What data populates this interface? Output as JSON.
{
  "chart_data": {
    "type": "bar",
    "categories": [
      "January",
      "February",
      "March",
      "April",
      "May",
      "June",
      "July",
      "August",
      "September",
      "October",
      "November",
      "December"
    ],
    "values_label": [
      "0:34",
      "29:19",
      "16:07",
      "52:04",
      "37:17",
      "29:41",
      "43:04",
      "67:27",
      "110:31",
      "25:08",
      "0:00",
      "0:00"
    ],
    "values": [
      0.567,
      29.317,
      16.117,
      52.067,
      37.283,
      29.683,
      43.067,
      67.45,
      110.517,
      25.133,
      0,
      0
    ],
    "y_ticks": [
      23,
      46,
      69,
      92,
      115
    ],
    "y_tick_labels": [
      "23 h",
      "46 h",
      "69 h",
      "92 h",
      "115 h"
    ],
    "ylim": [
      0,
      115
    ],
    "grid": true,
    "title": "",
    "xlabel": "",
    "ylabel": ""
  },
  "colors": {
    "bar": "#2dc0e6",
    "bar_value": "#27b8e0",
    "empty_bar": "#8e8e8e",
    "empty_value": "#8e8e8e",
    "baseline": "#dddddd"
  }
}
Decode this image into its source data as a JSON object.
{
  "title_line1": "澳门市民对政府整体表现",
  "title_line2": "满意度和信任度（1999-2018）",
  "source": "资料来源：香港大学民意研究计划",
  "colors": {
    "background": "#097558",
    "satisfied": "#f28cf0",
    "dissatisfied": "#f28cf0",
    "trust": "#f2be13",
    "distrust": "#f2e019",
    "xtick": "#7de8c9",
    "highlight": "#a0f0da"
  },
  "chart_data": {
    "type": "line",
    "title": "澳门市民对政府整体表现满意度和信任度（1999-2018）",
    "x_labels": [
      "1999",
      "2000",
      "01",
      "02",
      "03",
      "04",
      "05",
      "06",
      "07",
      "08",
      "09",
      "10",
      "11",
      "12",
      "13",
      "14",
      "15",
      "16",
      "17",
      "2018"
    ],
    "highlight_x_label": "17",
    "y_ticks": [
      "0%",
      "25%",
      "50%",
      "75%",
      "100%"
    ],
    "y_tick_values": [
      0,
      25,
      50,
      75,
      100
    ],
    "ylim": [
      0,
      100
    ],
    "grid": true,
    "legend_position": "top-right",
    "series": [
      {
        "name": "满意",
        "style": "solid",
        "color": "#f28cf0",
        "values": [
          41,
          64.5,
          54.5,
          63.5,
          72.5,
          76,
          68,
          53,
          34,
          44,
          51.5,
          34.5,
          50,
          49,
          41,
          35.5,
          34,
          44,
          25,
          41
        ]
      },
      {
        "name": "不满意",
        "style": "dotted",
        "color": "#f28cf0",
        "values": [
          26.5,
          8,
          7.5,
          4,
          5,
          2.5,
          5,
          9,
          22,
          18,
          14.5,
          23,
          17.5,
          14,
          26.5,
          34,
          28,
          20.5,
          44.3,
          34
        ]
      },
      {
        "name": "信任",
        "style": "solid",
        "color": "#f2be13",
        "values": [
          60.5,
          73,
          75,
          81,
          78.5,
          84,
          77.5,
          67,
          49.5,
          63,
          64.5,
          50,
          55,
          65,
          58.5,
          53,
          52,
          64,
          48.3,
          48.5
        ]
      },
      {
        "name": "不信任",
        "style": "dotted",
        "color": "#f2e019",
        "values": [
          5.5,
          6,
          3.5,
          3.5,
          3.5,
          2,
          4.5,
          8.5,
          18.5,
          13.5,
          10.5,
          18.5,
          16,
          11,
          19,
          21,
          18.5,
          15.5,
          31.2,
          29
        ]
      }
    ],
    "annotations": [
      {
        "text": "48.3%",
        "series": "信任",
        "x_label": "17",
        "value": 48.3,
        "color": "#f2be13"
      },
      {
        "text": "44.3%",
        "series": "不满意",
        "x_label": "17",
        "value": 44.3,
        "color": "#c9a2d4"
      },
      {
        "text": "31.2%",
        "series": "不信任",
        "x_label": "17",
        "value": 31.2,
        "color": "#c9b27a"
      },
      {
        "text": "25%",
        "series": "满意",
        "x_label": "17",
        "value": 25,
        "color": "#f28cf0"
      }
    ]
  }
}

• **WHAT THE TASK ASKS**:
Print the listing above in its entirety, with every line exact.

• **COMPLETED TASK**:
What data populates this interface? Output as JSON.
{
  "chart_data": {
    "type": "bar",
    "categories": [
      "January",
      "February",
      "March",
      "April",
      "May",
      "June",
      "July",
      "August",
      "September",
      "October",
      "November",
      "December"
    ],
    "values_label": [
      "0:34",
      "29:19",
      "16:07",
      "52:04",
      "37:17",
      "29:41",
      "43:04",
      "67:27",
      "110:31",
      "25:08",
      "0:00",
      "0:00"
    ],
    "values": [
      0.567,
      29.317,
      16.117,
      52.067,
      37.283,
      29.683,
      43.067,
      67.45,
      110.517,
      25.133,
      0,
      0
    ],
    "y_ticks": [
      23,
      46,
      69,
      92,
      115
    ],
    "y_tick_labels": [
      "23 h",
      "46 h",
      "69 h",
      "92 h",
      "115 h"
    ],
    "ylim": [
      0,
      115
    ],
    "grid": true,
    "title": "",
    "xlabel": "",
    "ylabel": ""
  },
  "colors": {
    "bar": "#2dc0e6",
    "bar_value": "#27b8e0",
    "empty_bar": "#8e8e8e",
    "empty_value": "#8e8e8e",
    "baseline": "#dddddd"
  }
}
Decode this image into its source data as a JSON object.
{
  "title_line1": "澳门市民对政府整体表现",
  "title_line2": "满意度和信任度（1999-2018）",
  "source": "资料来源：香港大学民意研究计划",
  "colors": {
    "background": "#097558",
    "satisfied": "#f28cf0",
    "dissatisfied": "#f28cf0",
    "trust": "#f2be13",
    "distrust": "#f2e019",
    "xtick": "#7de8c9",
    "highlight": "#a0f0da"
  },
  "chart_data": {
    "type": "line",
    "title": "澳门市民对政府整体表现满意度和信任度（1999-2018）",
    "x_labels": [
      "1999",
      "2000",
      "01",
      "02",
      "03",
      "04",
      "05",
      "06",
      "07",
      "08",
      "09",
      "10",
      "11",
      "12",
      "13",
      "14",
      "15",
      "16",
      "17",
      "2018"
    ],
    "highlight_x_label": "17",
    "y_ticks": [
      "0%",
      "25%",
      "50%",
      "75%",
      "100%"
    ],
    "y_tick_values": [
      0,
      25,
      50,
      75,
      100
    ],
    "ylim": [
      0,
      100
    ],
    "grid": true,
    "legend_position": "top-right",
    "series": [
      {
        "name": "满意",
        "style": "solid",
        "color": "#f28cf0",
        "values": [
          41,
          64.5,
          54.5,
          63.5,
          72.5,
          76,
          68,
          53,
          34,
          44,
          51.5,
          34.5,
          50,
          49,
          41,
          35.5,
          34,
          44,
          25,
          41
        ]
      },
      {
        "name": "不满意",
        "style": "dotted",
        "color": "#f28cf0",
        "values": [
          26.5,
          8,
          7.5,
          4,
          5,
          2.5,
          5,
          9,
          22,
          18,
          14.5,
          23,
          17.5,
          14,
          26.5,
          34,
          28,
          20.5,
          44.3,
          34
        ]
      },
      {
        "name": "信任",
        "style": "solid",
        "color": "#f2be13",
        "values": [
          60.5,
          73,
          75,
          81,
          78.5,
          84,
          77.5,
          67,
          49.5,
          63,
          64.5,
          50,
          55,
          65,
          58.5,
          53,
          52,
          64,
          48.3,
          48.5
        ]
      },
      {
        "name": "不信任",
        "style": "dotted",
        "color": "#f2e019",
        "values": [
          5.5,
          6,
          3.5,
          3.5,
          3.5,
          2,
          4.5,
          8.5,
          18.5,
          13.5,
          10.5,
          18.5,
          16,
          11,
          19,
          21,
          18.5,
          15.5,
          31.2,
          29
        ]
      }
    ],
    "annotations": [
      {
        "text": "48.3%",
        "series": "信任",
        "x_label": "17",
        "value": 48.3,
        "color": "#f2be13"
      },
      {
        "text": "44.3%",
        "series": "不满意",
        "x_label": "17",
        "value": 44.3,
        "color": "#c9a2d4"
      },
      {
        "text": "31.2%",
        "series": "不信任",
        "x_label": "17",
        "value": 31.2,
        "color": "#c9b27a"
      },
      {
        "text": "25%",
        "series": "满意",
        "x_label": "17",
        "value": 25,
        "color": "#f28cf0"
      }
    ]
  }
}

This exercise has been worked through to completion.